**WHAT THIS TASK INVOLVES:** State the number of lines that contain the word "supplier", and add nothing else.

** start **

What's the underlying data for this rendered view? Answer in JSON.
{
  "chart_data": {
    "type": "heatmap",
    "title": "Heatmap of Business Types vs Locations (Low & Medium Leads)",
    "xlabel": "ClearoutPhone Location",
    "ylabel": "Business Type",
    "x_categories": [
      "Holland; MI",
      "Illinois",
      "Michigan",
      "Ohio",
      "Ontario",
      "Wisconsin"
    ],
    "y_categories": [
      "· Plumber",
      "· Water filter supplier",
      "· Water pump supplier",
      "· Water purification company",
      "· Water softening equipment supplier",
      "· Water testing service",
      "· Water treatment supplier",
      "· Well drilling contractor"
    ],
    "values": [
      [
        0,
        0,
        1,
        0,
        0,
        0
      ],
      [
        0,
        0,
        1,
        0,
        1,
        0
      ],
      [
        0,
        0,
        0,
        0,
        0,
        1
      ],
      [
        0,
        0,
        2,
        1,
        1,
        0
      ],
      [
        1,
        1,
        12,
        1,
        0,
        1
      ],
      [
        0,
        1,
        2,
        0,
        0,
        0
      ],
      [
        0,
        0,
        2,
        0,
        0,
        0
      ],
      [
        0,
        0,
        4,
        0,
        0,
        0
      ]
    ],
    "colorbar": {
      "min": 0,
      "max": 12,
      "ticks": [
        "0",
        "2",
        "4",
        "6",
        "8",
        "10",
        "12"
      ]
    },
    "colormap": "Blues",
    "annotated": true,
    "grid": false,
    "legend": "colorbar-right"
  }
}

** end **

**SOLUTION:** 4